> [Request] Copy out, from the entries below, each line holding the string "only".

(A block of data)
------------------------------------

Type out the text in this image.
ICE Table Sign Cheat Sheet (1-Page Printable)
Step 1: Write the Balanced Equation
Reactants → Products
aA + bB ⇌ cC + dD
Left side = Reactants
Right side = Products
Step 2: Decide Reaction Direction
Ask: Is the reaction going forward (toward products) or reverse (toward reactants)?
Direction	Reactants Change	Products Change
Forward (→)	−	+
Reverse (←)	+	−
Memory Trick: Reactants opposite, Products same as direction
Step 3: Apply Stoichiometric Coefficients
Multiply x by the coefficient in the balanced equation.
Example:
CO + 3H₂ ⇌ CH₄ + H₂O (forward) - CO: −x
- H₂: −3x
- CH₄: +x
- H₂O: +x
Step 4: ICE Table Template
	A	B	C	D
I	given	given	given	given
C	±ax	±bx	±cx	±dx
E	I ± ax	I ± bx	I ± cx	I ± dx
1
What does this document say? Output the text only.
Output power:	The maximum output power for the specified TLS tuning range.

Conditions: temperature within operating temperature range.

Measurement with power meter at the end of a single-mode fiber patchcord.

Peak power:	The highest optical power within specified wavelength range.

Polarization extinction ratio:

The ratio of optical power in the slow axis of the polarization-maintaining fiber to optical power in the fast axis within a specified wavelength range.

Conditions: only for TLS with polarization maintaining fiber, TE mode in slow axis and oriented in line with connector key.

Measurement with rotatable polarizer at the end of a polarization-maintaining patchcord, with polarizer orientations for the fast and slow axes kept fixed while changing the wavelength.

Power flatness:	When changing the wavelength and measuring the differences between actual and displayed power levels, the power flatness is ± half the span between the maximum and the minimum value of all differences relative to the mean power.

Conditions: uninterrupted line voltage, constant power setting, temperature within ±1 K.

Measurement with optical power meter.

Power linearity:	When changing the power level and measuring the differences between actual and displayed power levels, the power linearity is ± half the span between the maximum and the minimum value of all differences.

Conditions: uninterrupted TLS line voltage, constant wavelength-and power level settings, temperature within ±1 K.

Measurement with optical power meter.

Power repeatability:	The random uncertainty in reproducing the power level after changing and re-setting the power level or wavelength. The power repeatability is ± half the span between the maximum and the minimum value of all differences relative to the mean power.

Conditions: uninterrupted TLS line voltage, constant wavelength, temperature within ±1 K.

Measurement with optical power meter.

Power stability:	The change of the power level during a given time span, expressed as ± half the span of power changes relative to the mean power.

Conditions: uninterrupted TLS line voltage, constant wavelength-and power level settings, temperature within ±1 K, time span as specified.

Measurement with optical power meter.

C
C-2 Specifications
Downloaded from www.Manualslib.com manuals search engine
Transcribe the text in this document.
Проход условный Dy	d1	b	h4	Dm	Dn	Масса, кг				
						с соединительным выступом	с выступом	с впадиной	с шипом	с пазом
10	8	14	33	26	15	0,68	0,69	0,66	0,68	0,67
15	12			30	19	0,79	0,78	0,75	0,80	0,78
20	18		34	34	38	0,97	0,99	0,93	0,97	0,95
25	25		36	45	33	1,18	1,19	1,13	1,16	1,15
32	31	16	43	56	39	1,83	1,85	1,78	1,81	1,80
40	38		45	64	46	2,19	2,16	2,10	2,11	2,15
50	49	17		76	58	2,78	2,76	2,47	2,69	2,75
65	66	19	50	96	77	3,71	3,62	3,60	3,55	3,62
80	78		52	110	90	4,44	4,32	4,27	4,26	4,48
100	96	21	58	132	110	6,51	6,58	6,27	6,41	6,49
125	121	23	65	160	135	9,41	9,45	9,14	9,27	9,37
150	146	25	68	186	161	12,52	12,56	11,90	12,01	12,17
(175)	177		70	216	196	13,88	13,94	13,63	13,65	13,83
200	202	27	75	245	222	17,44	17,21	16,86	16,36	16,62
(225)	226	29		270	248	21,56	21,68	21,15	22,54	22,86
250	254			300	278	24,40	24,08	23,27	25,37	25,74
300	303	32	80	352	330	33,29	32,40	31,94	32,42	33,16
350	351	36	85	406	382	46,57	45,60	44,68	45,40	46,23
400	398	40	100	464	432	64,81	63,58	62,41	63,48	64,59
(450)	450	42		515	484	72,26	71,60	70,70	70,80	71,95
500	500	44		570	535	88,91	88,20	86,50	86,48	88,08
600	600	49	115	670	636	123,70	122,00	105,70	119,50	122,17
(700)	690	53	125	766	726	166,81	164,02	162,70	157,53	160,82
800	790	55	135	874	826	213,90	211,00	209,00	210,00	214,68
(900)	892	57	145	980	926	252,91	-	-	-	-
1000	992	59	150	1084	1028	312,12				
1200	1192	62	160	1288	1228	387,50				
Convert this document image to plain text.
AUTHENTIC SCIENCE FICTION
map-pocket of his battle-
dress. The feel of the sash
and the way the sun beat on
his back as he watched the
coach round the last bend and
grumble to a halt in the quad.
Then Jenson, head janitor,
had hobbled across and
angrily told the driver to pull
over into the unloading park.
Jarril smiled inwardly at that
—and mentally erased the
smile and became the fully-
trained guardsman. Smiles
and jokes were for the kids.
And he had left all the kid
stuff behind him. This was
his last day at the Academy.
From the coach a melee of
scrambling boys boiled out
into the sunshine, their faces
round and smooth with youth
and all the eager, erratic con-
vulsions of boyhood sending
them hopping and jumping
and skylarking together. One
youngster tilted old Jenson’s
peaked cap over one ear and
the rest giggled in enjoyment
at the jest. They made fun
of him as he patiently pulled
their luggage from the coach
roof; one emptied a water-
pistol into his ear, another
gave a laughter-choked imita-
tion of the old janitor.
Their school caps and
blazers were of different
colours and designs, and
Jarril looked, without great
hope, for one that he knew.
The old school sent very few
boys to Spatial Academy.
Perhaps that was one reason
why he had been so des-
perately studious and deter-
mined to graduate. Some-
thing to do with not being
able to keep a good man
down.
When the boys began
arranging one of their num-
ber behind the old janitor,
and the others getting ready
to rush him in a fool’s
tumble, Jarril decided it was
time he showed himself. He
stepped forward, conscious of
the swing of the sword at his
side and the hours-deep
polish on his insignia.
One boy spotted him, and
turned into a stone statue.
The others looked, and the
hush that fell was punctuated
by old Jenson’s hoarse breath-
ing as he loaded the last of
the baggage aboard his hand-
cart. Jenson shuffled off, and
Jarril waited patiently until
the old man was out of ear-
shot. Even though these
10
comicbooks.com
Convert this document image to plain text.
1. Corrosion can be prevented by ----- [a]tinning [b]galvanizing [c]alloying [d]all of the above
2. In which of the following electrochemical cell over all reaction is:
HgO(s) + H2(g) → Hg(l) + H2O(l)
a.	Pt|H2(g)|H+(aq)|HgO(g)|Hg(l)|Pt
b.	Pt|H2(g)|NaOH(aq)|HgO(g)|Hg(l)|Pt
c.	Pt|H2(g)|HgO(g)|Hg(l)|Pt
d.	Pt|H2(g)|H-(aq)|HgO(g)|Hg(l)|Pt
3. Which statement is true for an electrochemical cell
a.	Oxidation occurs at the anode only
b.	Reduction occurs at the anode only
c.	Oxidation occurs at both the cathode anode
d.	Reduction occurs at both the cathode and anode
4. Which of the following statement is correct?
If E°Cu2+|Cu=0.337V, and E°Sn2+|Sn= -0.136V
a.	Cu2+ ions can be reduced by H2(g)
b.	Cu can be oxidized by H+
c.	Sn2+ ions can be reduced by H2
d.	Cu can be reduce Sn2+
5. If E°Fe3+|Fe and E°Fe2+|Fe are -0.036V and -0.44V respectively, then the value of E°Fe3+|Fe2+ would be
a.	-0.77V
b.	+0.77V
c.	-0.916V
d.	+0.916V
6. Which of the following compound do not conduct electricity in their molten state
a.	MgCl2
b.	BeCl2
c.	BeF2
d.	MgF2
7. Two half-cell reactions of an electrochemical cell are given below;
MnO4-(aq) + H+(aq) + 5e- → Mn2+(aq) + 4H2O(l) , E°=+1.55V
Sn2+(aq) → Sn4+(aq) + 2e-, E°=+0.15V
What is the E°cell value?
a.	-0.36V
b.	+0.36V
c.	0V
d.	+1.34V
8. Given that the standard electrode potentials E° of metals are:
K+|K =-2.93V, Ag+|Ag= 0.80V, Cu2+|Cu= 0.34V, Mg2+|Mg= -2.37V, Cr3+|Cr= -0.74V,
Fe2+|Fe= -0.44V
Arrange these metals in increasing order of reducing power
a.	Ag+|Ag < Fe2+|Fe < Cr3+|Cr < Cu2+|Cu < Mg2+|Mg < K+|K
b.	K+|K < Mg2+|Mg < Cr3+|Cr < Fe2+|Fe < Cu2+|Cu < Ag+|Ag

------------------------------------

> [Task output]
What does this document say? Output the text only.
Conditions: only for TLS with polarization maintaining fiber, TE mode in slow axis and oriented in line with connector key.
a.	Oxidation occurs at the anode only
b.	Reduction occurs at the anode only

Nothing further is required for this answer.